■ Instructions to follow ■
Extract each line containing the string "high".

## START Supplied records

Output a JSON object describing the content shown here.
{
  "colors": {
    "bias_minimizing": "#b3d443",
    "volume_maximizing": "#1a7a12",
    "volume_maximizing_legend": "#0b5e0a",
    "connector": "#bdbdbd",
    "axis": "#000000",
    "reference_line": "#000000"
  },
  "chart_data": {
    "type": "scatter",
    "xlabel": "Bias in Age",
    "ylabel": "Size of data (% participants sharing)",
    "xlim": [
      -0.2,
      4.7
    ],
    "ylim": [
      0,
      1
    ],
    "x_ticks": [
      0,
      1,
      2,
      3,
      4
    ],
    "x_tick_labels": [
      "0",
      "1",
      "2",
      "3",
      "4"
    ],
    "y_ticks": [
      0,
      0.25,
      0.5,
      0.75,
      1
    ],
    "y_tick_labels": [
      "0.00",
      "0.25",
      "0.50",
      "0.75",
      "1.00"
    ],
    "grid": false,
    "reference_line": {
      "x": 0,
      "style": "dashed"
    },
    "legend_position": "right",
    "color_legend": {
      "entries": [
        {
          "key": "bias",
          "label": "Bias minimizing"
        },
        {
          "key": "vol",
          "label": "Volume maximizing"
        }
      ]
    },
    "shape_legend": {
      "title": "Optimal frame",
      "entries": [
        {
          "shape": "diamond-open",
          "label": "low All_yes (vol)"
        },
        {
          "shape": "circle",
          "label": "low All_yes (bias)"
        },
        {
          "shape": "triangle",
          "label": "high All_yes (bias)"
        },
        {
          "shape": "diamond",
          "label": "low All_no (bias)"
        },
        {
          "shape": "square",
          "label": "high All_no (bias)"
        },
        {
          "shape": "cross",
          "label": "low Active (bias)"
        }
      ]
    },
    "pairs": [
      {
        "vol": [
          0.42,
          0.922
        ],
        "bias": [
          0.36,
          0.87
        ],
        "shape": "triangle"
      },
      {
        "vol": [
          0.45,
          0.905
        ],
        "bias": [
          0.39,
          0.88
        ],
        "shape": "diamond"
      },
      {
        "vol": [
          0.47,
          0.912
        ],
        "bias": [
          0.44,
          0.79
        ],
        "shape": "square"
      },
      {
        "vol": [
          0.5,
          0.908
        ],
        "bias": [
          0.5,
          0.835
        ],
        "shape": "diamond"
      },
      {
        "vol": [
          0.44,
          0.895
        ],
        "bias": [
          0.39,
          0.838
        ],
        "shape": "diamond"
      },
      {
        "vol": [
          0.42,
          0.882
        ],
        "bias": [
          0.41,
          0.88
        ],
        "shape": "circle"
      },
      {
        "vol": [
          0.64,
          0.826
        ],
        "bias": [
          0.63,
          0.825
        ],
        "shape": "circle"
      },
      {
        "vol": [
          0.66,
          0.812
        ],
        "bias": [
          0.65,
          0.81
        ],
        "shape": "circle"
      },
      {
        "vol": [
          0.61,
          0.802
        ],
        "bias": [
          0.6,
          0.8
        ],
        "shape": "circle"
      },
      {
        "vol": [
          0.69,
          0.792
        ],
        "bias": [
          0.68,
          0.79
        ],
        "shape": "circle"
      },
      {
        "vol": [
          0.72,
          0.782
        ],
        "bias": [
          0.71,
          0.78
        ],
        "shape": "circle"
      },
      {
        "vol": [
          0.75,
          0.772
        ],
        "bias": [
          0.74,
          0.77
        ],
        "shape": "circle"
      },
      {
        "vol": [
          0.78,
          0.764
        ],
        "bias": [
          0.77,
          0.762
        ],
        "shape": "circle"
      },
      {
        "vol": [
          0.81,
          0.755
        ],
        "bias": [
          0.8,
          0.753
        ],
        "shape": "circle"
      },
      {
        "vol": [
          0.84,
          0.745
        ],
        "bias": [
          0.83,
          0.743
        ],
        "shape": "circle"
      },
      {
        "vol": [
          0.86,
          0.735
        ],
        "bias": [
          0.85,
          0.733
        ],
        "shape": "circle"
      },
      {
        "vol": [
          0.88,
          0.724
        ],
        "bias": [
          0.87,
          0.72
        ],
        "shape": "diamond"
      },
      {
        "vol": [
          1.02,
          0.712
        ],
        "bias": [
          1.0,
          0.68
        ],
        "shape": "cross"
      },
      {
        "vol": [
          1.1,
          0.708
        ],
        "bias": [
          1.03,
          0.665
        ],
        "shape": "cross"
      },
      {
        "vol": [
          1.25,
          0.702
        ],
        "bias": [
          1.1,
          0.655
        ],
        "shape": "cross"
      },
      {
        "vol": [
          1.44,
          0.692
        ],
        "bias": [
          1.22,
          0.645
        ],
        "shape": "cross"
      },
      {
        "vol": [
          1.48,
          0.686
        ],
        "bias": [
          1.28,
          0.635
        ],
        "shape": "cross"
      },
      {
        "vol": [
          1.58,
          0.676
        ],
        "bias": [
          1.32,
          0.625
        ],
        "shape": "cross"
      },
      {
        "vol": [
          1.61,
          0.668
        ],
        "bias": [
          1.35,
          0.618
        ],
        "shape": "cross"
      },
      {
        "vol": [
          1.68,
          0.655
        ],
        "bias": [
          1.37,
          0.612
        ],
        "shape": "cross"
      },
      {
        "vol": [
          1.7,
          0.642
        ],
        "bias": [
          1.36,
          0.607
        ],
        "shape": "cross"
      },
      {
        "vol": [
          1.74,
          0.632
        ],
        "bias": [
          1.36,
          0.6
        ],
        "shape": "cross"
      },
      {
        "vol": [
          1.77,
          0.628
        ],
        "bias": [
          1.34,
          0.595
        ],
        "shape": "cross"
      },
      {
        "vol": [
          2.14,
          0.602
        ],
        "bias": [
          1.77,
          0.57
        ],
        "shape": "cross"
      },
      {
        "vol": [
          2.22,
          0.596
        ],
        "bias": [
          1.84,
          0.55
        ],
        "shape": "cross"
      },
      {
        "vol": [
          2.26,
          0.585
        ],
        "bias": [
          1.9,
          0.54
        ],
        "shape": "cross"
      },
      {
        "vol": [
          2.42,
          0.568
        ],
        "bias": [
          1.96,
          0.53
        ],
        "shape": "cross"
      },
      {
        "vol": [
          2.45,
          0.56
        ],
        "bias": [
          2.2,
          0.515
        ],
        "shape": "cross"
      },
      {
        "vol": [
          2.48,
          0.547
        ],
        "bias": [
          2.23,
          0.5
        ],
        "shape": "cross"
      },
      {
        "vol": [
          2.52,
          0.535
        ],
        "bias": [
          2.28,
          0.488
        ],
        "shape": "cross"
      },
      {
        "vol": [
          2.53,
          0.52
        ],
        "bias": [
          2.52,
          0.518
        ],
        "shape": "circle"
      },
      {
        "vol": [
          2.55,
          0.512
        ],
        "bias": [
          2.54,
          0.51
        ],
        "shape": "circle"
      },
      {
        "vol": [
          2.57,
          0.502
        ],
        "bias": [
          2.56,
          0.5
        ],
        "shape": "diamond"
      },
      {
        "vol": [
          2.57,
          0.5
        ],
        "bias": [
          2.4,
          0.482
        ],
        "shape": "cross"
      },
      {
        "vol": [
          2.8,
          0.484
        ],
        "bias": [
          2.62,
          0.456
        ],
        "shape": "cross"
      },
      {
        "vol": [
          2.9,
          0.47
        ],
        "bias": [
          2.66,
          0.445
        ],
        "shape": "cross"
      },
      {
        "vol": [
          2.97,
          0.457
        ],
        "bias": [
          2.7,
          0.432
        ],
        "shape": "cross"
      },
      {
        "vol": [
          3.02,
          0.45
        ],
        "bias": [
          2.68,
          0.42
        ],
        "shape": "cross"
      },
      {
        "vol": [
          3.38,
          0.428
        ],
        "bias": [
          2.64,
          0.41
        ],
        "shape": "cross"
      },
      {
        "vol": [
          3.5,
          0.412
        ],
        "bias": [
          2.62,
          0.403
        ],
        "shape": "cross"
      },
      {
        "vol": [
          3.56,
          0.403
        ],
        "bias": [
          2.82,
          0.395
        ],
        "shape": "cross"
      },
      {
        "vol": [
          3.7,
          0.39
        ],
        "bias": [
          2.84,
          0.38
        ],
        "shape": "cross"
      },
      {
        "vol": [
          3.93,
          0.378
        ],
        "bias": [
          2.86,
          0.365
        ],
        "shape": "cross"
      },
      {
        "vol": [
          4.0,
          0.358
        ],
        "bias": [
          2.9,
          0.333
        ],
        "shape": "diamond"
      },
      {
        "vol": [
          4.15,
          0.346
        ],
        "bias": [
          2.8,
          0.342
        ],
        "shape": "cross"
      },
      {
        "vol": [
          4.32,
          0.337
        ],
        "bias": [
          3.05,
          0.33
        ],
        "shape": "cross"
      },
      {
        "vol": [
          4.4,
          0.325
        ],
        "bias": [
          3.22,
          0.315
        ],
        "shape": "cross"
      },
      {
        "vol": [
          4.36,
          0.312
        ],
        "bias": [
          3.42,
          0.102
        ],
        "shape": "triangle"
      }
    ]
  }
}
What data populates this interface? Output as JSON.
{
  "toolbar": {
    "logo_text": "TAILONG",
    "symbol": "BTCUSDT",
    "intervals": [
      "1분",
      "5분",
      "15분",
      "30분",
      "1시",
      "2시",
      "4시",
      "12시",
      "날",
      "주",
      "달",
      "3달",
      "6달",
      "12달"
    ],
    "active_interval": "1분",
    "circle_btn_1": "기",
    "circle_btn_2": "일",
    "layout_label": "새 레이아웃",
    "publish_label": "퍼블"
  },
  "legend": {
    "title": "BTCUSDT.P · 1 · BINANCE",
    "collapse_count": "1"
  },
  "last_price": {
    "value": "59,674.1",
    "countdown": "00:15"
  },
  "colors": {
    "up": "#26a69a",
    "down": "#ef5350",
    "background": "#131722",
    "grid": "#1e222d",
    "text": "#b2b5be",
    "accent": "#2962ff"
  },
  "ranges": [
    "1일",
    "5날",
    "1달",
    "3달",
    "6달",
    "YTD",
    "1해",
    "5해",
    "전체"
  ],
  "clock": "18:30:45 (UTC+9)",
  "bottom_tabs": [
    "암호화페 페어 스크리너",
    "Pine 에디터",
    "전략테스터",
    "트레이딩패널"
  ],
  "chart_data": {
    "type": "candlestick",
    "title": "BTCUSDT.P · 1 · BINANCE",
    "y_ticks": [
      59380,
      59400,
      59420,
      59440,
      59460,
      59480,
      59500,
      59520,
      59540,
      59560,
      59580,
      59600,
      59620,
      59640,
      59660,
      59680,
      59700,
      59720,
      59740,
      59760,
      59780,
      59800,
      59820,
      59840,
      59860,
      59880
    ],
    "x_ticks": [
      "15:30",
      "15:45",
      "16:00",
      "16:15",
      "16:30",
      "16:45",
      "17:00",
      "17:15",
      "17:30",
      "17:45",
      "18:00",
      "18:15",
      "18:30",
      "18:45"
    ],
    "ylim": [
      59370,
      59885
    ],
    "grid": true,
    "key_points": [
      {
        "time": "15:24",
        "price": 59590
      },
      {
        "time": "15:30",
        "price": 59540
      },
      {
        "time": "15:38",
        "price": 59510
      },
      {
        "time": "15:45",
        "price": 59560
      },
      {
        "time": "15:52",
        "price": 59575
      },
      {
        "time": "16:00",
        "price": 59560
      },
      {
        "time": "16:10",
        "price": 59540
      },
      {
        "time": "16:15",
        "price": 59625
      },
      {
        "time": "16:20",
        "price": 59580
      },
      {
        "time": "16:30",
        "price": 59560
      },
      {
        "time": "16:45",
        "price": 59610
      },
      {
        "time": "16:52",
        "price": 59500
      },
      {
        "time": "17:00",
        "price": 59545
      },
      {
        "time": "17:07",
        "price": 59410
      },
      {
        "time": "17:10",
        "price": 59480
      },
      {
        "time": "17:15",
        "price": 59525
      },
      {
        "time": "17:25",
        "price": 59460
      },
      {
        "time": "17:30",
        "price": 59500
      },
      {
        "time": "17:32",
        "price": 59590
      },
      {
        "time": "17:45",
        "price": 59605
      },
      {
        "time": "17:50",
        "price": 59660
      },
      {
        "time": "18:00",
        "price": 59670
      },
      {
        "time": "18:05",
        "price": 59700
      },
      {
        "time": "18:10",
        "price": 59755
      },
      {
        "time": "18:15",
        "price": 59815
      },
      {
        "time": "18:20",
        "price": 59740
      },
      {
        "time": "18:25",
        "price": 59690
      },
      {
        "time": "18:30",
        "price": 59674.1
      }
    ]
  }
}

## END Supplied records

■ Result ■
          "label": "high All_yes (bias)"
          "label": "high All_no (bias)"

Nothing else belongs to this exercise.